→ **Aim of the exercise**
Wherever the word "pursuant" appears in a line, extract that line.

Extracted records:
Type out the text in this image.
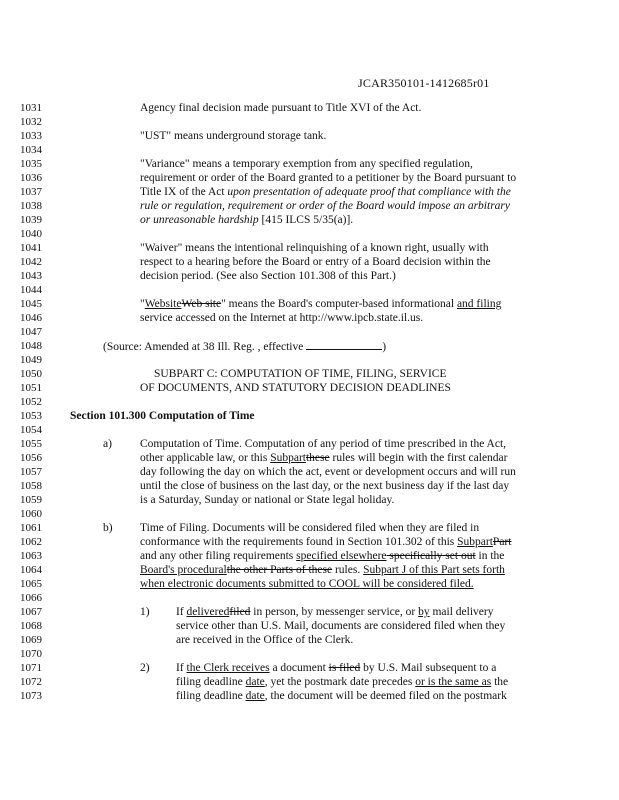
JCAR350101-1412685r01
1031
1032
1033
1034
1035
1036
1037
1038
1039
1040
1041
1042
1043
1044
1045
1046
1047
1048
1049
1050
1051
1052
1053
1054
1055
1056
1057
1058
1059
1060
1061
1062
1063
1064
1065
1066
1067
1068
1069
1070
1071
1072
1073
Agency final decision made pursuant to Title XVI of the Act.
"UST" means underground storage tank.
"Variance" means a temporary exemption from any specified regulation,
requirement or order of the Board granted to a petitioner by the Board pursuant to
Title IX of the Act upon presentation of adequate proof that compliance with the
rule or regulation, requirement or order of the Board would impose an arbitrary
or unreasonable hardship [415 ILCS 5/35(a)].
"Waiver" means the intentional relinquishing of a known right, usually with
respect to a hearing before the Board or entry of a Board decision within the
decision period. (See also Section 101.308 of this Part.)
"WebsiteWeb site" means the Board's computer-based informational and filing
service accessed on the Internet at http://www.ipcb.state.il.us.
(Source: Amended at 38 Ill. Reg. , effective	)
SUBPART C: COMPUTATION OF TIME, FILING, SERVICE
OF DOCUMENTS, AND STATUTORY DECISION DEADLINES
Section 101.300 Computation of Time
a) Computation of Time. Computation of any period of time prescribed in the Act,
other applicable law, or this Subpartthese rules will begin with the first calendar
day following the day on which the act, event or development occurs and will run
until the close of business on the last day, or the next business day if the last day
is a Saturday, Sunday or national or State legal holiday.
b) Time of Filing. Documents will be considered filed when they are filed in
conformance with the requirements found in Section 101.302 of this SubpartPart
and any other filing requirements specified elsewhere specifically set out in the
Board's proceduralthe other Parts of these rules. Subpart J of this Part sets forth
when electronic documents submitted to COOL will be considered filed.
1) If deliveredfiled in person, by messenger service, or by mail delivery
service other than U.S. Mail, documents are considered filed when they
are received in the Office of the Clerk.
2) If the Clerk receives a document is filed by U.S. Mail subsequent to a
filing deadline date, yet the postmark date precedes or is the same as the
filing deadline date, the document will be deemed filed on the postmark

→ **Task output**
Agency final decision made pursuant to Title XVI of the Act.
requirement or order of the Board granted to a petitioner by the Board pursuant to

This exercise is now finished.